[BEGIN Provided information]

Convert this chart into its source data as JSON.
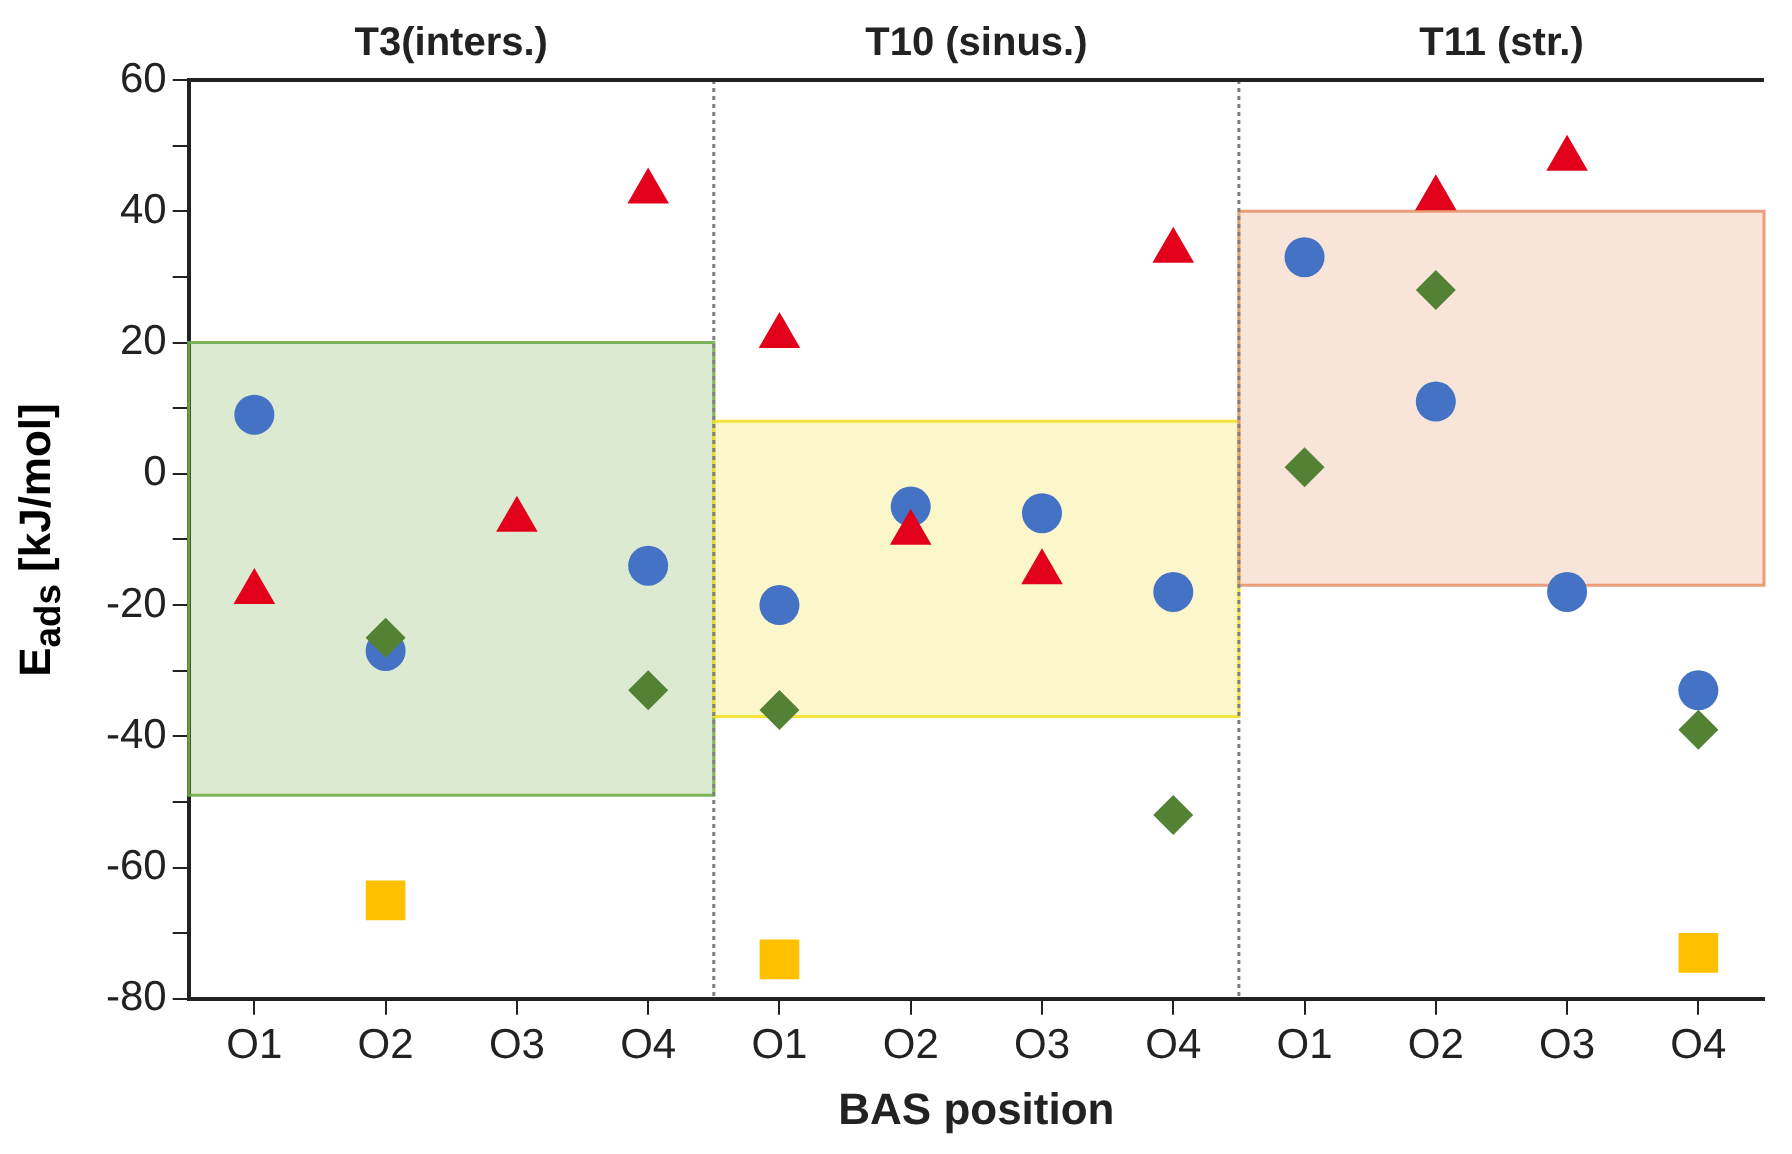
{
  "chart_data": {
    "type": "scatter",
    "xlabel": "BAS position",
    "ylabel": "E$_{ads}$ [kJ/mol]",
    "categories": [
      "O1",
      "O2",
      "O3",
      "O4",
      "O1",
      "O2",
      "O3",
      "O4",
      "O1",
      "O2",
      "O3",
      "O4"
    ],
    "series": [
      {
        "color": "#4472c4",
        "marker": "circle",
        "values": [
          9,
          -27,
          null,
          -14,
          -20,
          -5,
          -6,
          -18,
          33,
          11,
          -18,
          -33
        ]
      },
      {
        "color": "#e3001b",
        "marker": "triangle",
        "values": [
          -18,
          null,
          -7,
          43,
          21,
          -9,
          -15,
          34,
          null,
          42,
          48,
          null
        ]
      },
      {
        "color": "#548235",
        "marker": "diamond",
        "values": [
          null,
          -25,
          null,
          -33,
          -36,
          null,
          null,
          -52,
          1,
          28,
          null,
          -39
        ]
      },
      {
        "color": "#ffc000",
        "marker": "square",
        "values": [
          null,
          -65,
          null,
          null,
          -74,
          null,
          null,
          null,
          null,
          null,
          null,
          -73
        ]
      }
    ],
    "ylim": [
      -80,
      60
    ],
    "yticks": [
      -80,
      {
        "value": -70,
        "label": null
      },
      -60,
      {
        "value": -50,
        "label": null
      },
      -40,
      {
        "value": -30,
        "label": null
      },
      -20,
      {
        "value": -10,
        "label": null
      },
      0,
      {
        "value": 10,
        "label": null
      },
      20,
      {
        "value": 30,
        "label": null
      },
      40,
      {
        "value": 50,
        "label": null
      },
      60
    ],
    "bands": [
      {
        "axis": "y",
        "from": -49,
        "to": 20,
        "color": "#70ad47"
      },
      {
        "axis": "y",
        "from": -37,
        "to": 8,
        "color": "#f2e02a"
      },
      {
        "axis": "y",
        "from": -17,
        "to": 40,
        "color": "#e8956a"
      }
    ],
    "annotations": [
      "T3(inters.)",
      "T10 (sinus.)",
      "T11 (str.)"
    ],
    "grid": false,
    "legend": false
  }
}
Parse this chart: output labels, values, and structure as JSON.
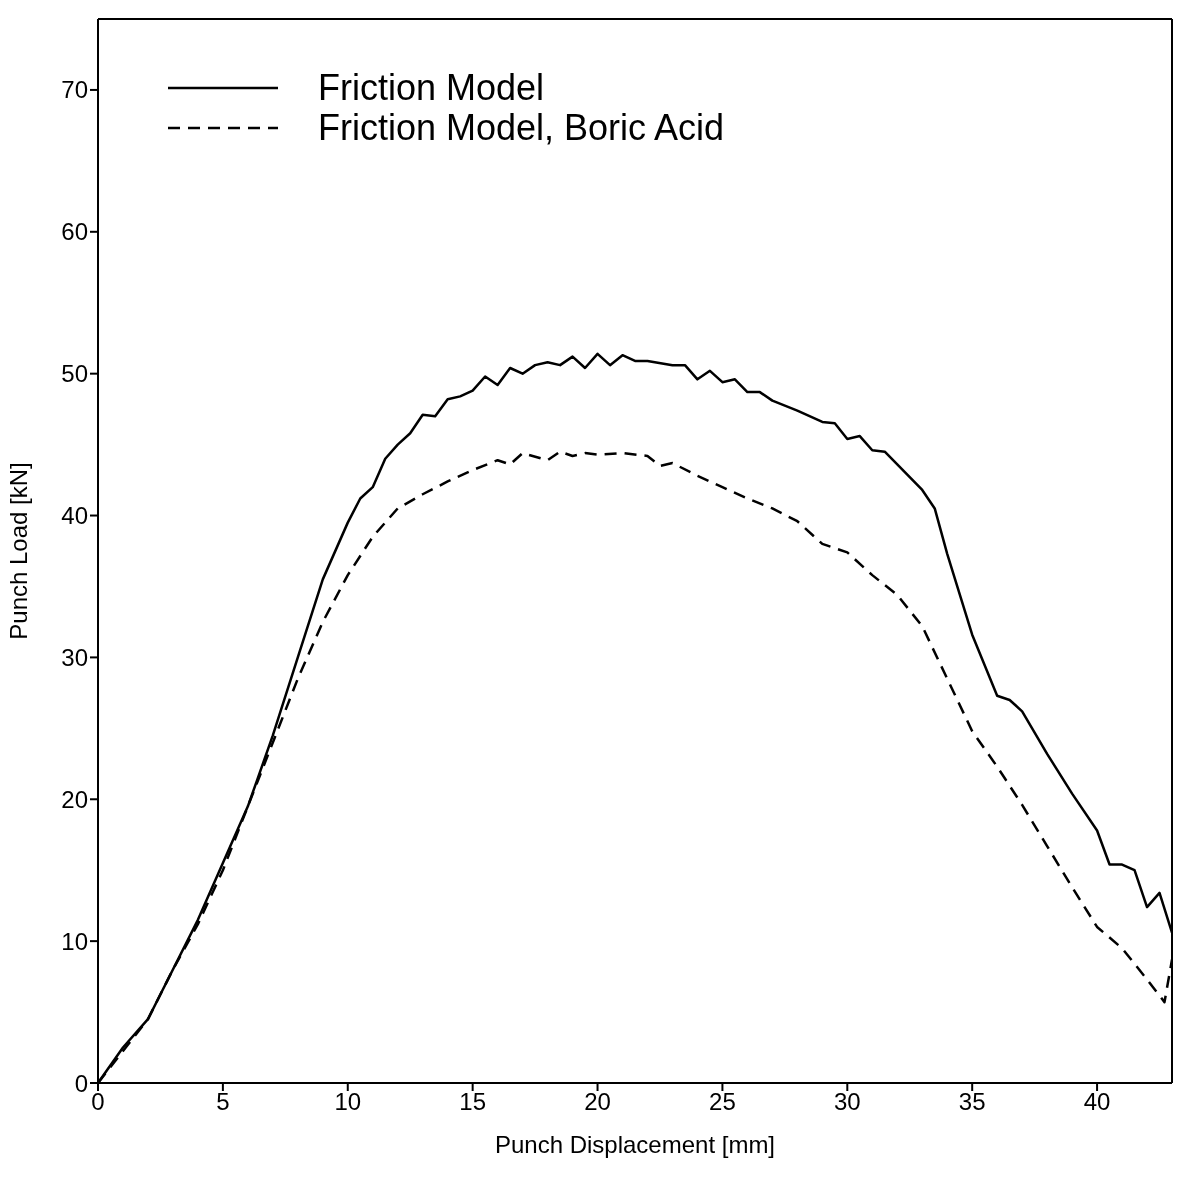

[END Provided information]

** Instructions for the task **
Without including any pictures, output all the entries above exactly.

** Complete response **
Convert this chart into its source data as JSON.
{
  "chart_data": {
    "type": "scatter",
    "xlabel": "BAS position",
    "ylabel": "E$_{ads}$ [kJ/mol]",
    "categories": [
      "O1",
      "O2",
      "O3",
      "O4",
      "O1",
      "O2",
      "O3",
      "O4",
      "O1",
      "O2",
      "O3",
      "O4"
    ],
    "series": [
      {
        "color": "#4472c4",
        "marker": "circle",
        "values": [
          9,
          -27,
          null,
          -14,
          -20,
          -5,
          -6,
          -18,
          33,
          11,
          -18,
          -33
        ]
      },
      {
        "color": "#e3001b",
        "marker": "triangle",
        "values": [
          -18,
          null,
          -7,
          43,
          21,
          -9,
          -15,
          34,
          null,
          42,
          48,
          null
        ]
      },
      {
        "color": "#548235",
        "marker": "diamond",
        "values": [
          null,
          -25,
          null,
          -33,
          -36,
          null,
          null,
          -52,
          1,
          28,
          null,
          -39
        ]
      },
      {
        "color": "#ffc000",
        "marker": "square",
        "values": [
          null,
          -65,
          null,
          null,
          -74,
          null,
          null,
          null,
          null,
          null,
          null,
          -73
        ]
      }
    ],
    "ylim": [
      -80,
      60
    ],
    "yticks": [
      -80,
      {
        "value": -70,
        "label": null
      },
      -60,
      {
        "value": -50,
        "label": null
      },
      -40,
      {
        "value": -30,
        "label": null
      },
      -20,
      {
        "value": -10,
        "label": null
      },
      0,
      {
        "value": 10,
        "label": null
      },
      20,
      {
        "value": 30,
        "label": null
      },
      40,
      {
        "value": 50,
        "label": null
      },
      60
    ],
    "bands": [
      {
        "axis": "y",
        "from": -49,
        "to": 20,
        "color": "#70ad47"
      },
      {
        "axis": "y",
        "from": -37,
        "to": 8,
        "color": "#f2e02a"
      },
      {
        "axis": "y",
        "from": -17,
        "to": 40,
        "color": "#e8956a"
      }
    ],
    "annotations": [
      "T3(inters.)",
      "T10 (sinus.)",
      "T11 (str.)"
    ],
    "grid": false,
    "legend": false
  }
}
Parse this chart: output labels, values, and structure as JSON.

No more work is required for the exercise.